§ Requirements
Your task is to output the entries below word for word.

§ Exercise inputs
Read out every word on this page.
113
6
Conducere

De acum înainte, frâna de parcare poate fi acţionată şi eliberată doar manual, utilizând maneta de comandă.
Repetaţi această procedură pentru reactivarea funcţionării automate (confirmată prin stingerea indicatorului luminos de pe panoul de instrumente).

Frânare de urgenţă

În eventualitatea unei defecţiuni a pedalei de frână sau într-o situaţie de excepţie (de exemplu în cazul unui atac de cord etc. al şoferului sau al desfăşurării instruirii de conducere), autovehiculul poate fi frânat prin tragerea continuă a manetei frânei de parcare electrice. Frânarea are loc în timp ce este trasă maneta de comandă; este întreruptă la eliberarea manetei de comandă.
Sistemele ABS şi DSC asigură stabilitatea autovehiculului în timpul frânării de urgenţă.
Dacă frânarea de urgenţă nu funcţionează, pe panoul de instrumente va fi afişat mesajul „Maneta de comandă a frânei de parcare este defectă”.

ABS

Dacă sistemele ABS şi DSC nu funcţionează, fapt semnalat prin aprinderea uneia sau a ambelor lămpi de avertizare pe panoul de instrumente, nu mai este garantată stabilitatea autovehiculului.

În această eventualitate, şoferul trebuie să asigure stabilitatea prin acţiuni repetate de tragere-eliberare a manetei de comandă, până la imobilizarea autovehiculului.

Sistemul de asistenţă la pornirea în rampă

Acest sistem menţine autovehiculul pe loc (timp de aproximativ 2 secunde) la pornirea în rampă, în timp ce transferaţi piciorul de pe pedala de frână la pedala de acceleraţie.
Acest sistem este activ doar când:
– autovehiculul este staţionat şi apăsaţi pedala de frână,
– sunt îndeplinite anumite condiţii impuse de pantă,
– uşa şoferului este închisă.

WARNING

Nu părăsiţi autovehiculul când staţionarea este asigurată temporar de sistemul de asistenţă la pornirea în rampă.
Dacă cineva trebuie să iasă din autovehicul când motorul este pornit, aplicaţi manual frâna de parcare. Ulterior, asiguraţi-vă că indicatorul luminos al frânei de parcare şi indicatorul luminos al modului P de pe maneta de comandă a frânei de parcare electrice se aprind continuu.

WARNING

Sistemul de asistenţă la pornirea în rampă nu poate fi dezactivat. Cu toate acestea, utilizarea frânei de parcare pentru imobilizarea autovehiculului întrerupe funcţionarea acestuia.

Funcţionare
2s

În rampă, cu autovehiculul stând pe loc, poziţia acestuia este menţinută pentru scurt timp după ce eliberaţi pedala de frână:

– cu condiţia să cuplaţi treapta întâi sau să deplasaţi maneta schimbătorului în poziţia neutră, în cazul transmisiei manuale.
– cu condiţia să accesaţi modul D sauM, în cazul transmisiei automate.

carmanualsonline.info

§ Worked answer
Read out every word on this page.
113
6
Conducere

De acum înainte, frâna de parcare poate fi acţionată şi eliberată doar manual, utilizând maneta de comandă.
Repetaţi această procedură pentru reactivarea funcţionării automate (confirmată prin stingerea indicatorului luminos de pe panoul de instrumente).

Frânare de urgenţă

În eventualitatea unei defecţiuni a pedalei de frână sau într-o situaţie de excepţie (de exemplu în cazul unui atac de cord etc. al şoferului sau al desfăşurării instruirii de conducere), autovehiculul poate fi frânat prin tragerea continuă a manetei frânei de parcare electrice. Frânarea are loc în timp ce este trasă maneta de comandă; este întreruptă la eliberarea manetei de comandă.
Sistemele ABS şi DSC asigură stabilitatea autovehiculului în timpul frânării de urgenţă.
Dacă frânarea de urgenţă nu funcţionează, pe panoul de instrumente va fi afişat mesajul „Maneta de comandă a frânei de parcare este defectă”.

ABS

Dacă sistemele ABS şi DSC nu funcţionează, fapt semnalat prin aprinderea uneia sau a ambelor lămpi de avertizare pe panoul de instrumente, nu mai este garantată stabilitatea autovehiculului.

În această eventualitate, şoferul trebuie să asigure stabilitatea prin acţiuni repetate de tragere-eliberare a manetei de comandă, până la imobilizarea autovehiculului.

Sistemul de asistenţă la pornirea în rampă

Acest sistem menţine autovehiculul pe loc (timp de aproximativ 2 secunde) la pornirea în rampă, în timp ce transferaţi piciorul de pe pedala de frână la pedala de acceleraţie.
Acest sistem este activ doar când:
– autovehiculul este staţionat şi apăsaţi pedala de frână,
– sunt îndeplinite anumite condiţii impuse de pantă,
– uşa şoferului este închisă.

WARNING

Nu părăsiţi autovehiculul când staţionarea este asigurată temporar de sistemul de asistenţă la pornirea în rampă.
Dacă cineva trebuie să iasă din autovehicul când motorul este pornit, aplicaţi manual frâna de parcare. Ulterior, asiguraţi-vă că indicatorul luminos al frânei de parcare şi indicatorul luminos al modului P de pe maneta de comandă a frânei de parcare electrice se aprind continuu.

WARNING

Sistemul de asistenţă la pornirea în rampă nu poate fi dezactivat. Cu toate acestea, utilizarea frânei de parcare pentru imobilizarea autovehiculului întrerupe funcţionarea acestuia.

Funcţionare
2s

În rampă, cu autovehiculul stând pe loc, poziţia acestuia este menţinută pentru scurt timp după ce eliberaţi pedala de frână:

– cu condiţia să cuplaţi treapta întâi sau să deplasaţi maneta schimbătorului în poziţia neutră, în cazul transmisiei manuale.
– cu condiţia să accesaţi modul D sauM, în cazul transmisiei automate.

carmanualsonline.info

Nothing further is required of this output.